**OPGAVE**
Neem in de records alles ongewijzigd over, van het begin tot en met de regel met "table-row[interactable]: → ⌄".

**RECORDS BIJ OPGAVE**

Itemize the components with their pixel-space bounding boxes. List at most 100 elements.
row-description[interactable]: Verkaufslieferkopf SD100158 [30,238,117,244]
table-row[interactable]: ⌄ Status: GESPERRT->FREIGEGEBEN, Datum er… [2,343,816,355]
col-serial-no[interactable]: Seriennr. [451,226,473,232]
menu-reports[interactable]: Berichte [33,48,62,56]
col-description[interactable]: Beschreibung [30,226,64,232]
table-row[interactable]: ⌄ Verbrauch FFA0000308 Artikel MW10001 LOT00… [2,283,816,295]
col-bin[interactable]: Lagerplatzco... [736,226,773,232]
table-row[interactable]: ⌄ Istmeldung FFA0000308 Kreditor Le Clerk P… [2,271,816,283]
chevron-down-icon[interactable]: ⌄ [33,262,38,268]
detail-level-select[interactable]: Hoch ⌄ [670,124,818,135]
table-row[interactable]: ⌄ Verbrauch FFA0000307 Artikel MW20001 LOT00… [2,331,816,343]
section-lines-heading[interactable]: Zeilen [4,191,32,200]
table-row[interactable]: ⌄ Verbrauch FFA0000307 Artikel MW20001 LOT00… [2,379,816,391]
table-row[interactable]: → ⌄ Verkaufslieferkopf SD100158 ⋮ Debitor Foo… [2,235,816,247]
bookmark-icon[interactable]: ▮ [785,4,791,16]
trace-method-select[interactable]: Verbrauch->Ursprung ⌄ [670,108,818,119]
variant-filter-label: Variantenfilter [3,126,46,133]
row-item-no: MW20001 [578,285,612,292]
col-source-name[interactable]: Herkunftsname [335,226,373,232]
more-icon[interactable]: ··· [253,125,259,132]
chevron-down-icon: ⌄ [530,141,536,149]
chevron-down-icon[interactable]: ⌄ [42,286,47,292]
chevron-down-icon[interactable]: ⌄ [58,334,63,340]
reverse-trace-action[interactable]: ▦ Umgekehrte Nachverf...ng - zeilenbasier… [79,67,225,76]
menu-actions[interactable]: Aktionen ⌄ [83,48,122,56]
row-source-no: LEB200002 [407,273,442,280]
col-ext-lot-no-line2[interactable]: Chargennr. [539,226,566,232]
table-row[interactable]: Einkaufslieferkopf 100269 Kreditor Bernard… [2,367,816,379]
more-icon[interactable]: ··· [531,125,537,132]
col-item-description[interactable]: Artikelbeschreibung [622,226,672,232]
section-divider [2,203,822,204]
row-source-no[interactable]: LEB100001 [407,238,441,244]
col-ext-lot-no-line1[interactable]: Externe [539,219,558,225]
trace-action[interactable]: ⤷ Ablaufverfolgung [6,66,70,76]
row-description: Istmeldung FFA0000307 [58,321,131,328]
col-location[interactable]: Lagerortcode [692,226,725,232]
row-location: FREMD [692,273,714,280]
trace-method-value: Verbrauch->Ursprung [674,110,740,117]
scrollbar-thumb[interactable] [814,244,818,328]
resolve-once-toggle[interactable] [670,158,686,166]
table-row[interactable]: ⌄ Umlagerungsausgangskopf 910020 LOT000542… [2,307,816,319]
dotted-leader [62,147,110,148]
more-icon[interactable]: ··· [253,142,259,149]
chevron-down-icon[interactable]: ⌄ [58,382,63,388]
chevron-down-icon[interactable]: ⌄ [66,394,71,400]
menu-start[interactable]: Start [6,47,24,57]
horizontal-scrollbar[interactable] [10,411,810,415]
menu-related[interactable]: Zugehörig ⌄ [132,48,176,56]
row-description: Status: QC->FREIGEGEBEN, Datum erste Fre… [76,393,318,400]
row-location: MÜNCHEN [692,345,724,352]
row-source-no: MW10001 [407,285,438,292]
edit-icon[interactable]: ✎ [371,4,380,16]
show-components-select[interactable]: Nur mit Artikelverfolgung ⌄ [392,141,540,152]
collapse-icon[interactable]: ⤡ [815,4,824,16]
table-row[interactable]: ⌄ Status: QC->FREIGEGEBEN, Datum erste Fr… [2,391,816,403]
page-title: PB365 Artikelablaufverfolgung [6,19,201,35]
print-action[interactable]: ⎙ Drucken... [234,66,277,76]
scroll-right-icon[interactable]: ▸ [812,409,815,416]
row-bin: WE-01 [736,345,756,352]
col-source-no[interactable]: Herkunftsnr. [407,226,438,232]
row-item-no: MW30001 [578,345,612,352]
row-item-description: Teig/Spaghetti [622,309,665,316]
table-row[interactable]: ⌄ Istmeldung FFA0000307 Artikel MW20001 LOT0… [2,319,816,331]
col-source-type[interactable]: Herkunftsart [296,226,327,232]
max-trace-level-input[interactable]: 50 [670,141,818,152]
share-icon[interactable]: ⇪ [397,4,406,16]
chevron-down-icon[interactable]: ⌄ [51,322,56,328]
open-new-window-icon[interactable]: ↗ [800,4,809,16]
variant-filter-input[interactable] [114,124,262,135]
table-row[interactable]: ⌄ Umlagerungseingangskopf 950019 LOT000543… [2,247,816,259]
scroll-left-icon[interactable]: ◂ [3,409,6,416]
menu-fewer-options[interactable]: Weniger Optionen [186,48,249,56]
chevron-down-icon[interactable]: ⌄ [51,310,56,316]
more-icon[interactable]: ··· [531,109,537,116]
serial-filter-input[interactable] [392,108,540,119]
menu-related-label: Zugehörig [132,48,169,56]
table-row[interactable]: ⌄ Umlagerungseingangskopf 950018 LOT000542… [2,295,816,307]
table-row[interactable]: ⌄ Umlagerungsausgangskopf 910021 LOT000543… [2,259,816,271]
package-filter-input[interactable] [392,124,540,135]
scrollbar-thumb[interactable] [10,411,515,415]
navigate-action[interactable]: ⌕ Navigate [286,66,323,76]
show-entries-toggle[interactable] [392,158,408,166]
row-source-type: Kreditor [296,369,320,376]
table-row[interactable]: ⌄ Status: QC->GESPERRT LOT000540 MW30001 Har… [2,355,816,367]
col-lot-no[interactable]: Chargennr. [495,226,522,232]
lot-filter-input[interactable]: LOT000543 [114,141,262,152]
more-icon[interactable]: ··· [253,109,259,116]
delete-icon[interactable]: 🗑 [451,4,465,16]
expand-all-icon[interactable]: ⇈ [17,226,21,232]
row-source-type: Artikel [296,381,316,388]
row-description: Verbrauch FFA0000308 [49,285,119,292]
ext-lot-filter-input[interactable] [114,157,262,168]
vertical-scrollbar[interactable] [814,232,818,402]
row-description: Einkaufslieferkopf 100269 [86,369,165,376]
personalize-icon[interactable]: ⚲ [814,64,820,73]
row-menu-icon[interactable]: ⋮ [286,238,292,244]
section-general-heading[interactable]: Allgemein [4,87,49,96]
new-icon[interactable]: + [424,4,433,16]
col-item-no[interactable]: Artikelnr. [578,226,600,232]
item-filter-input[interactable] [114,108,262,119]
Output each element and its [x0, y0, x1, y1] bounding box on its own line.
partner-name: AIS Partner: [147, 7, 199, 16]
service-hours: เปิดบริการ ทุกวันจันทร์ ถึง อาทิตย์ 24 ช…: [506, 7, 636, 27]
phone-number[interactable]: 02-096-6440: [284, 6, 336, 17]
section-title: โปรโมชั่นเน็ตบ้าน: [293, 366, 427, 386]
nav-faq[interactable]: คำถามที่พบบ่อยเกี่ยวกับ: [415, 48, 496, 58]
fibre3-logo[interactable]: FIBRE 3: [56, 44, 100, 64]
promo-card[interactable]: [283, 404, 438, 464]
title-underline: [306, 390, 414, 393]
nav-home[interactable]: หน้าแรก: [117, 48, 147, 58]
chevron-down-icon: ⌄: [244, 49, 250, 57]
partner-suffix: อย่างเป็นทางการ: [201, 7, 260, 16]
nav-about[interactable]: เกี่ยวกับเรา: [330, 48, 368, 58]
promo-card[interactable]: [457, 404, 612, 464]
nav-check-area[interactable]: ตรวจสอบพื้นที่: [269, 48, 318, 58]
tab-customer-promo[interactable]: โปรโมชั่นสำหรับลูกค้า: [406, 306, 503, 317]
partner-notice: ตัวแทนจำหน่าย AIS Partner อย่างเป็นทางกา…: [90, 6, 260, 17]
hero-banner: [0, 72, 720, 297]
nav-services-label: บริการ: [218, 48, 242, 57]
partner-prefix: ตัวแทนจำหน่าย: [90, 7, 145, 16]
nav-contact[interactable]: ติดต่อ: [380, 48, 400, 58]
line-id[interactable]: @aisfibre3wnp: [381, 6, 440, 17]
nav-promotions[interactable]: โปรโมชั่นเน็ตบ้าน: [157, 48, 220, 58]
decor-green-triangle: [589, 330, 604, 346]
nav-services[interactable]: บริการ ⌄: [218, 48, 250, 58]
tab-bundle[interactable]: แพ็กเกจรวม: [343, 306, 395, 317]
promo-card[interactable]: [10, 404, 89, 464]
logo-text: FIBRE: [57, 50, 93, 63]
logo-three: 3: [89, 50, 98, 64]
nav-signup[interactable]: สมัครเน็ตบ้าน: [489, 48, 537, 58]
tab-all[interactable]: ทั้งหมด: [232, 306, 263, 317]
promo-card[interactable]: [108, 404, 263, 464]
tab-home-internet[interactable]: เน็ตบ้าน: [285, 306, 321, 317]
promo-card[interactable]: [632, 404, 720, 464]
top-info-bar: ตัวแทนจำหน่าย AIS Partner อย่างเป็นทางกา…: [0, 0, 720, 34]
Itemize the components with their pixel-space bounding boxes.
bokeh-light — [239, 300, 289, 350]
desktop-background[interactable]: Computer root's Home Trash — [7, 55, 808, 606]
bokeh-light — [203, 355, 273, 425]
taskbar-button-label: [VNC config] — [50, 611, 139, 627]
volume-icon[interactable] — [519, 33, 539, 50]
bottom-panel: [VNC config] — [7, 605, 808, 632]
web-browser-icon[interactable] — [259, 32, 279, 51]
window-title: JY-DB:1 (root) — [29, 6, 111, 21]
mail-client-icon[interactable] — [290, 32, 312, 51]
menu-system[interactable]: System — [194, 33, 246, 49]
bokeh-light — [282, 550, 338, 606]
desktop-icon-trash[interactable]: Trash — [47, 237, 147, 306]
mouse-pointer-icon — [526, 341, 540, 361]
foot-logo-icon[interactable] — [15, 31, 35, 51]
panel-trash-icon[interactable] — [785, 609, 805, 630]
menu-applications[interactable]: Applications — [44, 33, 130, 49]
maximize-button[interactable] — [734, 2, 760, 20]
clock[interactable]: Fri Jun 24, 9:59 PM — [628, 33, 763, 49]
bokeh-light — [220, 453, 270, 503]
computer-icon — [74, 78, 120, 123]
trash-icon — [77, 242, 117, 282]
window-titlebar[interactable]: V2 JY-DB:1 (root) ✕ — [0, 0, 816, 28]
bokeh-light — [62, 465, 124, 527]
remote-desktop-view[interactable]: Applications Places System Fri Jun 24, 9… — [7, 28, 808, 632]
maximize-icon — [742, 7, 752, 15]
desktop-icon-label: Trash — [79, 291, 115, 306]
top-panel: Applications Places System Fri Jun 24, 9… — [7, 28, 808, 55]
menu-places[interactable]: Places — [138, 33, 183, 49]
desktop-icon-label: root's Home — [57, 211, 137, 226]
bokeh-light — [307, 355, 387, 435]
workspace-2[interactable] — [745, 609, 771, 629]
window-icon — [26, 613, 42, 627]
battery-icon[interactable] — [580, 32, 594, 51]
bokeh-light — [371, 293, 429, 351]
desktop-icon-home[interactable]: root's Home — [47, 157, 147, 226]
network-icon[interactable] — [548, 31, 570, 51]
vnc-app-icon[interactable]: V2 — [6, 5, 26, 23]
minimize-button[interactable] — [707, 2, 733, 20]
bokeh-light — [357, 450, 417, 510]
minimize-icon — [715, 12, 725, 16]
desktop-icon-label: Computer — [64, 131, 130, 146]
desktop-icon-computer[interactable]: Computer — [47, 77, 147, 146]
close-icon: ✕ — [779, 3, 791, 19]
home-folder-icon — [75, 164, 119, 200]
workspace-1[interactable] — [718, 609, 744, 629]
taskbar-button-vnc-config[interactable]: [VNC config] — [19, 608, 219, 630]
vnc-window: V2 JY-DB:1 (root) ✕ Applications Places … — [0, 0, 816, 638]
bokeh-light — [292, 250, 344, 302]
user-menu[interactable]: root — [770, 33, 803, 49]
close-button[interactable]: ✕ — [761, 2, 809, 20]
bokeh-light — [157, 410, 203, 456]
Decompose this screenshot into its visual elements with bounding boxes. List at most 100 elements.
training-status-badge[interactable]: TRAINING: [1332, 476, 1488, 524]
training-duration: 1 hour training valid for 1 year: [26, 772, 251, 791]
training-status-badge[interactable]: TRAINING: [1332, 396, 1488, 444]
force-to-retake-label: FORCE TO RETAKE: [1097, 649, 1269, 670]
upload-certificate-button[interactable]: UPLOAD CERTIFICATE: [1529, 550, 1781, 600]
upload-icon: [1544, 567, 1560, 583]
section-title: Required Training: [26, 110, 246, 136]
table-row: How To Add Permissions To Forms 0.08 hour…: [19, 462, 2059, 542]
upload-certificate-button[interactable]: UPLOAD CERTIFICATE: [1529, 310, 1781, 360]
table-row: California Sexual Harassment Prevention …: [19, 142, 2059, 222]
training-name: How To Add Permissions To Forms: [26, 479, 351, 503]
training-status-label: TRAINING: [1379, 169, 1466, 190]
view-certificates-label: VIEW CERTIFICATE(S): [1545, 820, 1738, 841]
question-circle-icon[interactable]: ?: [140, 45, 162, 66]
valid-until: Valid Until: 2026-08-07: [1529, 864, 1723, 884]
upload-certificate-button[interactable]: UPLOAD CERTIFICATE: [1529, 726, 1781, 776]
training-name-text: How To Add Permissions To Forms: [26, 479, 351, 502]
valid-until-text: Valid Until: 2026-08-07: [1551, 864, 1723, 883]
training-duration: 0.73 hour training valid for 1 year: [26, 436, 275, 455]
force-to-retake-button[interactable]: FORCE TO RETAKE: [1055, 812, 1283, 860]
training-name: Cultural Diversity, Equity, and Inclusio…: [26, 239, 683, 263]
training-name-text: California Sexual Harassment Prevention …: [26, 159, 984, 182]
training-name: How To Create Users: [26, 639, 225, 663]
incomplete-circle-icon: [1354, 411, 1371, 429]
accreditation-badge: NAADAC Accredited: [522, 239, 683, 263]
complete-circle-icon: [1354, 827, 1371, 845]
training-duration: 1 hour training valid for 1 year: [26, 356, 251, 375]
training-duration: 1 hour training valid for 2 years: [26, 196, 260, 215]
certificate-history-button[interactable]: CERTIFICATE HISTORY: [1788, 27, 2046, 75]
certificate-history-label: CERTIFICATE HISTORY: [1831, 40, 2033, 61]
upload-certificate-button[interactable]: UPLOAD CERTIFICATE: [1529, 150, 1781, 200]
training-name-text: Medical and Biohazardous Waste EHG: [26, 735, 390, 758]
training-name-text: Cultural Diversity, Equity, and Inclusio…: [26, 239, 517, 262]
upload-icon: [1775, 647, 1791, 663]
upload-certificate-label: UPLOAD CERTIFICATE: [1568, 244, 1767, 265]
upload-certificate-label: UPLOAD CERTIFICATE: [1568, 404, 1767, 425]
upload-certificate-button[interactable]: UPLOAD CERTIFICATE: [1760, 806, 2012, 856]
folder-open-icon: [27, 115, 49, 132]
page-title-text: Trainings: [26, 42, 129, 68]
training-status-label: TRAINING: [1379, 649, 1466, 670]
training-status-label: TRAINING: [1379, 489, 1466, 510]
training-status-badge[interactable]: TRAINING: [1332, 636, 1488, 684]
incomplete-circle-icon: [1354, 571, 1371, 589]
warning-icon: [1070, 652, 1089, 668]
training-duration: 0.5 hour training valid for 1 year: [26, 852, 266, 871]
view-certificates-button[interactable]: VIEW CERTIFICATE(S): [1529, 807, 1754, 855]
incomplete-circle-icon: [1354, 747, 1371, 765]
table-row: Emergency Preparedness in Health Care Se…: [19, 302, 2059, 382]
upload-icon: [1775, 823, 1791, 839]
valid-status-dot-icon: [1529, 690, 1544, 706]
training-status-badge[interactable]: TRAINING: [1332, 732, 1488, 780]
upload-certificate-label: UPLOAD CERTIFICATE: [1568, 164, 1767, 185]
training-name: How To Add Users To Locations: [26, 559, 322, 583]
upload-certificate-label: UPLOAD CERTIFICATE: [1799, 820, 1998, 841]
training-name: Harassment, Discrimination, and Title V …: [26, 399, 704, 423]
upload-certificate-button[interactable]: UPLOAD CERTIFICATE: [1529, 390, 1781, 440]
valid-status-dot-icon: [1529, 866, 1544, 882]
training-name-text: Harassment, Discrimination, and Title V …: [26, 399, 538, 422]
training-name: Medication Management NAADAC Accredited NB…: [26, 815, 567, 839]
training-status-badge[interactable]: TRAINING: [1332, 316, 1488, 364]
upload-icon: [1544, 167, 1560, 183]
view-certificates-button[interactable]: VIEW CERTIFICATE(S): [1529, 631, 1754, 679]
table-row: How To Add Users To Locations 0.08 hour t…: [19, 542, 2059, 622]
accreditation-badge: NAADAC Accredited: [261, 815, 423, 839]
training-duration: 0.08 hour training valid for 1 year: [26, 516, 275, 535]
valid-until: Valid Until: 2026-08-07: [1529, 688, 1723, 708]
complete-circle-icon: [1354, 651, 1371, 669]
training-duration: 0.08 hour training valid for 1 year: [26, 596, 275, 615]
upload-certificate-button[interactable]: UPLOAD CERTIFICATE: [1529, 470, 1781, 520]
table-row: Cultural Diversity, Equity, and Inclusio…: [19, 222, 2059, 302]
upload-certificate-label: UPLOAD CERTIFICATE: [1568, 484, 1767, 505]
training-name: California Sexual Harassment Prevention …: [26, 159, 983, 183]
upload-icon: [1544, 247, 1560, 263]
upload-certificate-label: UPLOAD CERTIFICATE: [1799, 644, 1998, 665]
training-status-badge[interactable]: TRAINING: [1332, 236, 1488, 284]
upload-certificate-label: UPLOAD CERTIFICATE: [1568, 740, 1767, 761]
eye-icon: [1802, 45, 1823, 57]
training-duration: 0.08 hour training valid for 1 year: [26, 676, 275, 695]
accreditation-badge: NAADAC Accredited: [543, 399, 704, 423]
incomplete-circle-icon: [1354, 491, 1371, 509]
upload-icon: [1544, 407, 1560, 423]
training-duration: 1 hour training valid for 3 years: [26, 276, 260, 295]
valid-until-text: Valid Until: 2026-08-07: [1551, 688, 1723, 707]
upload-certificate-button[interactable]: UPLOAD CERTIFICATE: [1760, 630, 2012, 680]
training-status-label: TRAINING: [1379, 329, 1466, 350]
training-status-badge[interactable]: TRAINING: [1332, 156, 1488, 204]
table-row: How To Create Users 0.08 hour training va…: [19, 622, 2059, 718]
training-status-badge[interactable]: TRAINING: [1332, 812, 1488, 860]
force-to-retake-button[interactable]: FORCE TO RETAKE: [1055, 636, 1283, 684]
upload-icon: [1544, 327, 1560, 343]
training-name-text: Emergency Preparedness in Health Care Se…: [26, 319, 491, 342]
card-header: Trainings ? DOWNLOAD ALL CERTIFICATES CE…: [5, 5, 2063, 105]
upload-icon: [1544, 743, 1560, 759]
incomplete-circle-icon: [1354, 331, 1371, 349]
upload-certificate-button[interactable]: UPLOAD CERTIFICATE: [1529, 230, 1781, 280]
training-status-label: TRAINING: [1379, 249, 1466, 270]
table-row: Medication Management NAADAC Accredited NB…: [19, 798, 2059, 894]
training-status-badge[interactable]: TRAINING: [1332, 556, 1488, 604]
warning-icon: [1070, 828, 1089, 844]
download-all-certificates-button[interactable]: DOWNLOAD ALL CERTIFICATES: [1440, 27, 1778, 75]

**UITWERKING OPGAVE**
Itemize the components with their pixel-space bounding boxes. List at most 100 elements.
row-description[interactable]: Verkaufslieferkopf SD100158 [30,238,117,244]
table-row[interactable]: ⌄ Status: GESPERRT->FREIGEGEBEN, Datum er… [2,343,816,355]
col-serial-no[interactable]: Seriennr. [451,226,473,232]
menu-reports[interactable]: Berichte [33,48,62,56]
col-description[interactable]: Beschreibung [30,226,64,232]
table-row[interactable]: ⌄ Verbrauch FFA0000308 Artikel MW10001 LOT00… [2,283,816,295]
col-bin[interactable]: Lagerplatzco... [736,226,773,232]
table-row[interactable]: ⌄ Istmeldung FFA0000308 Kreditor Le Clerk P… [2,271,816,283]
chevron-down-icon[interactable]: ⌄ [33,262,38,268]
detail-level-select[interactable]: Hoch ⌄ [670,124,818,135]
table-row[interactable]: ⌄ Verbrauch FFA0000307 Artikel MW20001 LOT00… [2,331,816,343]
section-lines-heading[interactable]: Zeilen [4,191,32,200]
table-row[interactable]: ⌄ Verbrauch FFA0000307 Artikel MW20001 LOT00… [2,379,816,391]
table-row[interactable]: → ⌄ Verkaufslieferkopf SD100158 ⋮ Debitor Foo… [2,235,816,247]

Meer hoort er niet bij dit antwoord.